Supplied data –
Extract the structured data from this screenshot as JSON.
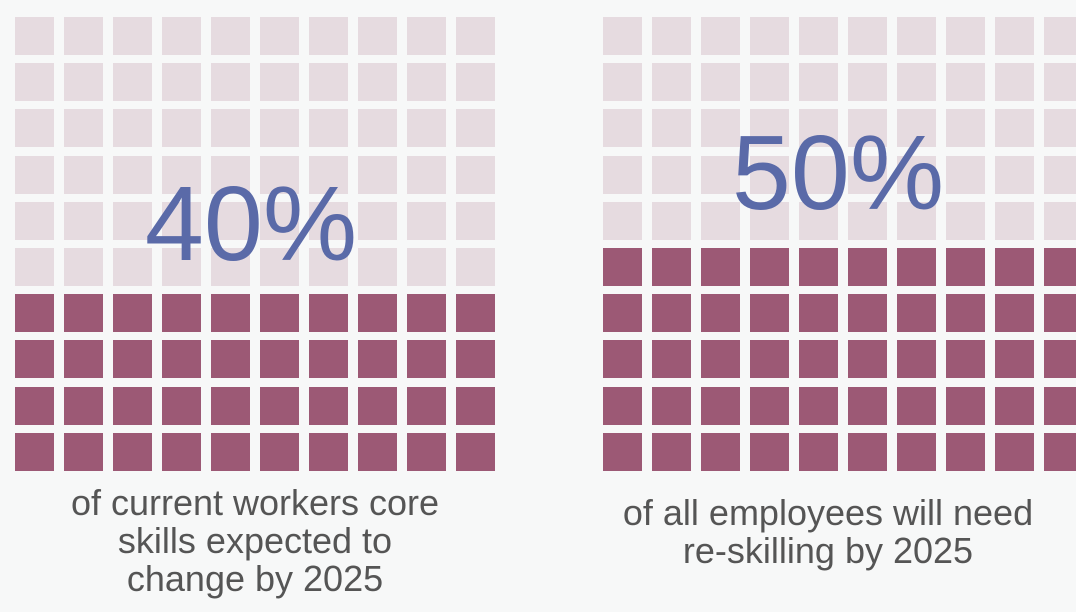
{
  "colors": {
    "background": "#f7f8f8",
    "filled": "#9c5975",
    "empty": "#e6dbe0",
    "percent_text": "#5a6aa8",
    "caption_text": "#555555"
  },
  "chart_data": [
    {
      "type": "waffle",
      "grid_rows": 10,
      "grid_cols": 10,
      "value": 40,
      "value_label": "40%",
      "caption_lines": [
        "of current workers core",
        "skills expected to",
        "change by 2025"
      ]
    },
    {
      "type": "waffle",
      "grid_rows": 10,
      "grid_cols": 10,
      "value": 50,
      "value_label": "50%",
      "caption_lines": [
        "of all employees will need",
        "re-skilling by 2025"
      ]
    }
  ]
}
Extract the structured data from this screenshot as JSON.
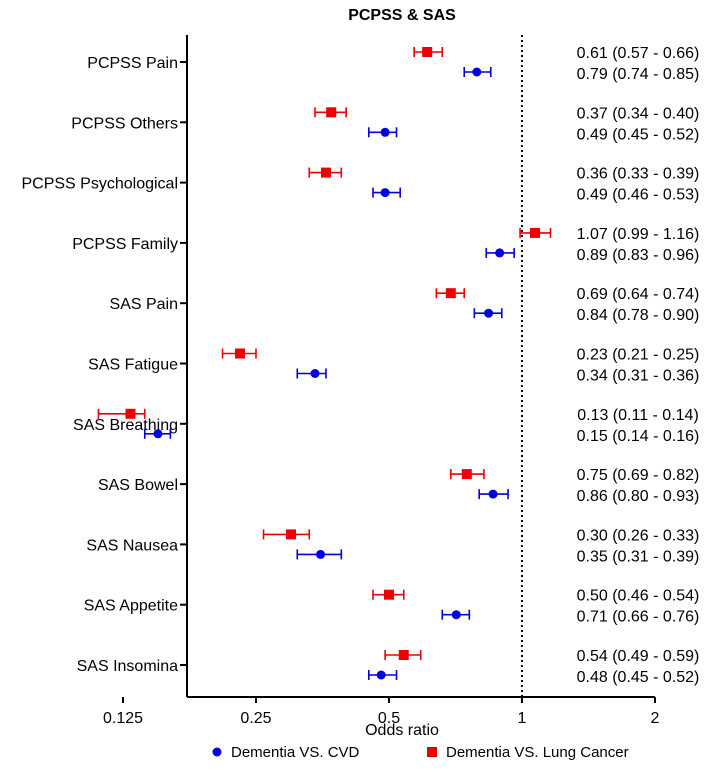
{
  "chart_data": {
    "type": "forest",
    "title": "PCPSS & SAS",
    "xlabel": "Odds ratio",
    "xscale": "log2",
    "xlim": [
      0.09,
      2
    ],
    "xticks": [
      {
        "value": 0.125,
        "label": "0.125"
      },
      {
        "value": 0.25,
        "label": "0.25"
      },
      {
        "value": 0.5,
        "label": "0.5"
      },
      {
        "value": 1,
        "label": "1"
      },
      {
        "value": 2,
        "label": "2"
      }
    ],
    "reference_line": 1,
    "series": [
      {
        "name": "Dementia VS. Lung Cancer",
        "marker": "square",
        "color": "#ee0000"
      },
      {
        "name": "Dementia VS. CVD",
        "marker": "circle",
        "color": "#0000dd"
      }
    ],
    "legend_order": [
      "Dementia VS. CVD",
      "Dementia VS. Lung Cancer"
    ],
    "rows": [
      {
        "label": "PCPSS Pain",
        "lung": {
          "or": 0.61,
          "lo": 0.57,
          "hi": 0.66,
          "text": "0.61 (0.57 - 0.66)"
        },
        "cvd": {
          "or": 0.79,
          "lo": 0.74,
          "hi": 0.85,
          "text": "0.79 (0.74 - 0.85)"
        }
      },
      {
        "label": "PCPSS Others",
        "lung": {
          "or": 0.37,
          "lo": 0.34,
          "hi": 0.4,
          "text": "0.37 (0.34 - 0.40)"
        },
        "cvd": {
          "or": 0.49,
          "lo": 0.45,
          "hi": 0.52,
          "text": "0.49 (0.45 - 0.52)"
        }
      },
      {
        "label": "PCPSS Psychological",
        "lung": {
          "or": 0.36,
          "lo": 0.33,
          "hi": 0.39,
          "text": "0.36 (0.33 - 0.39)"
        },
        "cvd": {
          "or": 0.49,
          "lo": 0.46,
          "hi": 0.53,
          "text": "0.49 (0.46 - 0.53)"
        }
      },
      {
        "label": "PCPSS Family",
        "lung": {
          "or": 1.07,
          "lo": 0.99,
          "hi": 1.16,
          "text": "1.07 (0.99 - 1.16)"
        },
        "cvd": {
          "or": 0.89,
          "lo": 0.83,
          "hi": 0.96,
          "text": "0.89 (0.83 - 0.96)"
        }
      },
      {
        "label": "SAS Pain",
        "lung": {
          "or": 0.69,
          "lo": 0.64,
          "hi": 0.74,
          "text": "0.69 (0.64 - 0.74)"
        },
        "cvd": {
          "or": 0.84,
          "lo": 0.78,
          "hi": 0.9,
          "text": "0.84 (0.78 - 0.90)"
        }
      },
      {
        "label": "SAS Fatigue",
        "lung": {
          "or": 0.23,
          "lo": 0.21,
          "hi": 0.25,
          "text": "0.23 (0.21 - 0.25)"
        },
        "cvd": {
          "or": 0.34,
          "lo": 0.31,
          "hi": 0.36,
          "text": "0.34 (0.31 - 0.36)"
        }
      },
      {
        "label": "SAS Breathing",
        "lung": {
          "or": 0.13,
          "lo": 0.11,
          "hi": 0.14,
          "text": "0.13 (0.11 - 0.14)"
        },
        "cvd": {
          "or": 0.15,
          "lo": 0.14,
          "hi": 0.16,
          "text": "0.15 (0.14 - 0.16)"
        }
      },
      {
        "label": "SAS Bowel",
        "lung": {
          "or": 0.75,
          "lo": 0.69,
          "hi": 0.82,
          "text": "0.75 (0.69 - 0.82)"
        },
        "cvd": {
          "or": 0.86,
          "lo": 0.8,
          "hi": 0.93,
          "text": "0.86 (0.80 - 0.93)"
        }
      },
      {
        "label": "SAS Nausea",
        "lung": {
          "or": 0.3,
          "lo": 0.26,
          "hi": 0.33,
          "text": "0.30 (0.26 - 0.33)"
        },
        "cvd": {
          "or": 0.35,
          "lo": 0.31,
          "hi": 0.39,
          "text": "0.35 (0.31 - 0.39)"
        }
      },
      {
        "label": "SAS Appetite",
        "lung": {
          "or": 0.5,
          "lo": 0.46,
          "hi": 0.54,
          "text": "0.50 (0.46 - 0.54)"
        },
        "cvd": {
          "or": 0.71,
          "lo": 0.66,
          "hi": 0.76,
          "text": "0.71 (0.66 - 0.76)"
        }
      },
      {
        "label": "SAS Insomina",
        "lung": {
          "or": 0.54,
          "lo": 0.49,
          "hi": 0.59,
          "text": "0.54 (0.49 - 0.59)"
        },
        "cvd": {
          "or": 0.48,
          "lo": 0.45,
          "hi": 0.52,
          "text": "0.48 (0.45 - 0.52)"
        }
      }
    ]
  }
}
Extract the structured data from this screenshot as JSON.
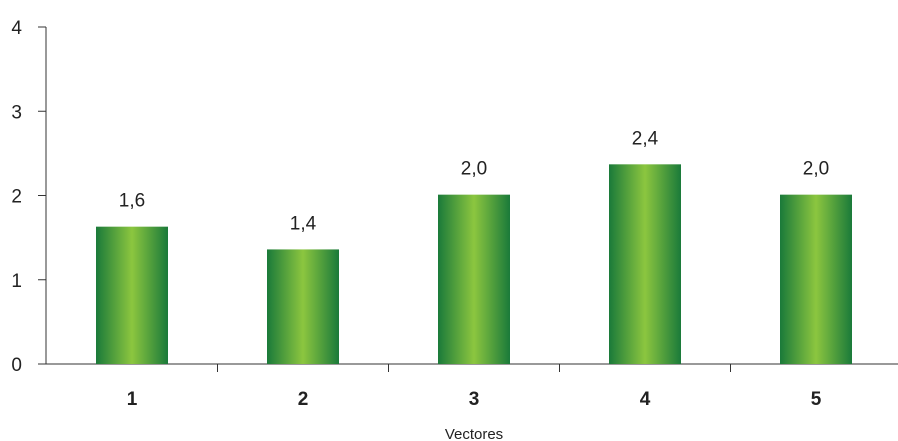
{
  "chart_data": {
    "type": "bar",
    "categories": [
      "1",
      "2",
      "3",
      "4",
      "5"
    ],
    "values": [
      1.63,
      1.36,
      2.01,
      2.37,
      2.01
    ],
    "data_labels": [
      "1,6",
      "1,4",
      "2,0",
      "2,4",
      "2,0"
    ],
    "xlabel": "Vectores",
    "ylabel": "",
    "ylim": [
      0,
      4
    ],
    "yticks": [
      "0",
      "1",
      "2",
      "3",
      "4"
    ],
    "grid": false,
    "colors": {
      "bar_edge": "#1a7a3a",
      "bar_center": "#8cc63f",
      "axis": "#333333",
      "text": "#222222"
    }
  }
}
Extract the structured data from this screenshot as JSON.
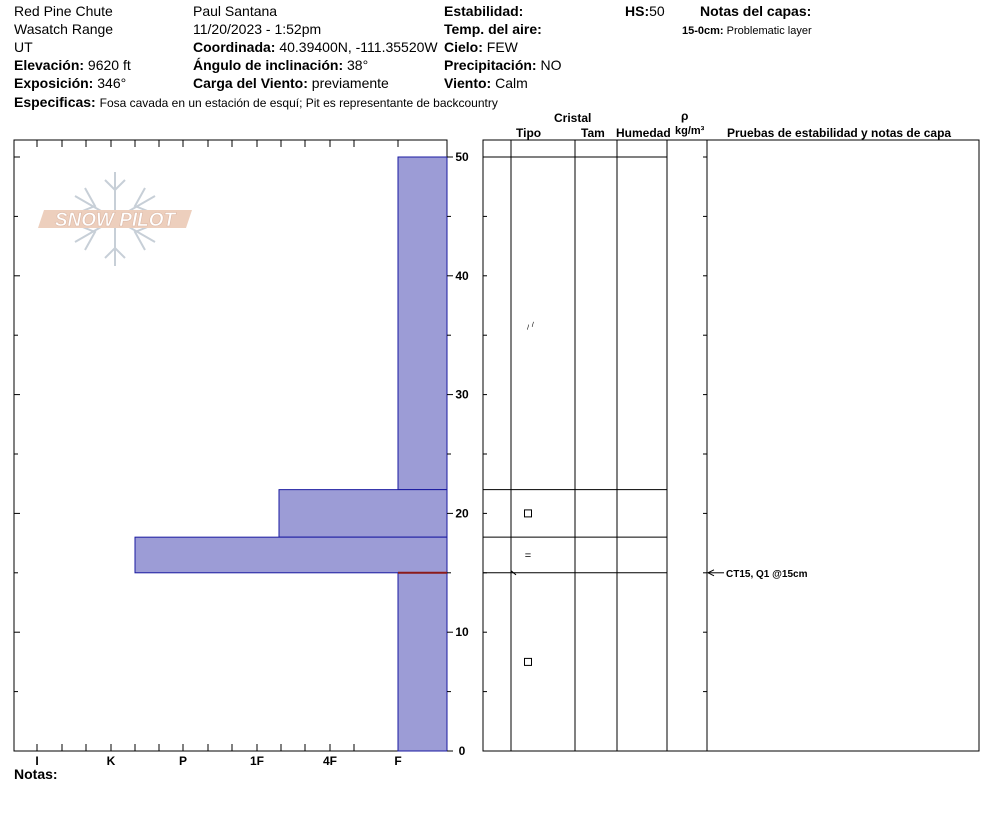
{
  "header": {
    "location": "Red Pine Chute",
    "range": "Wasatch Range",
    "state": "UT",
    "elevation_label": "Elevación:",
    "elevation_value": "9620 ft",
    "aspect_label": "Exposición:",
    "aspect_value": "346°",
    "specifics_label": "Especificas:",
    "specifics_value": "Fosa cavada en un estación de esquí; Pit es representante de backcountry",
    "observer": "Paul Santana",
    "datetime": "11/20/2023 - 1:52pm",
    "coord_label": "Coordinada:",
    "coord_value": "40.39400N, -111.35520W",
    "slope_label": "Ángulo de inclinación:",
    "slope_value": "38°",
    "wind_load_label": "Carga del Viento:",
    "wind_load_value": "previamente",
    "stability_label": "Estabilidad:",
    "air_temp_label": "Temp. del aire:",
    "sky_label": "Cielo:",
    "sky_value": "FEW",
    "precip_label": "Precipitación:",
    "precip_value": "NO",
    "wind_label": "Viento:",
    "wind_value": "Calm",
    "hs_label": "HS:",
    "hs_value": "50",
    "layer_notes_label": "Notas del capas:",
    "layer_note_range": "15-0cm:",
    "layer_note_text": "Problematic layer",
    "notes_label": "Notas:"
  },
  "table": {
    "crystal_header": "Cristal",
    "type_header": "Tipo",
    "size_header": "Tam",
    "moisture_header": "Humedad",
    "density_symbol": "ρ",
    "density_unit": "kg/m³",
    "tests_header": "Pruebas de estabilidad y notas de capa",
    "test_result": "CT15, Q1 @15cm"
  },
  "logo": {
    "text": "SNOW PILOT"
  },
  "colors": {
    "bar_fill": "#9c9cd6",
    "bar_stroke": "#1a1aa0",
    "weak_layer": "#8b1a1a"
  },
  "chart_data": {
    "type": "bar",
    "title": "",
    "ylabel": "",
    "ylim": [
      0,
      50
    ],
    "y_ticks": [
      0,
      10,
      20,
      30,
      40,
      50
    ],
    "hardness_scale": [
      "I",
      "K",
      "P",
      "1F",
      "4F",
      "F"
    ],
    "layers": [
      {
        "bottom": 22,
        "top": 50,
        "hardness": "F"
      },
      {
        "bottom": 18,
        "top": 22,
        "hardness": "1F-"
      },
      {
        "bottom": 15,
        "top": 18,
        "hardness": "K+"
      },
      {
        "bottom": 0,
        "top": 15,
        "hardness": "F"
      }
    ],
    "weak_layer_depth": 15,
    "layer_boundaries": [
      50,
      22,
      18,
      15
    ],
    "grain_symbols": [
      {
        "depth": 36,
        "symbol": "⸝⸝"
      },
      {
        "depth": 20,
        "symbol": "□"
      },
      {
        "depth": 16.5,
        "symbol": "="
      },
      {
        "depth": 7.5,
        "symbol": "□"
      }
    ],
    "test_depth": 15
  }
}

Stated goal –
Only lines with the string "Viento" belong in your answer; copy each one.

Finished exercise –
    "wind_load_label": "Carga del Viento:",
    "wind_label": "Viento:",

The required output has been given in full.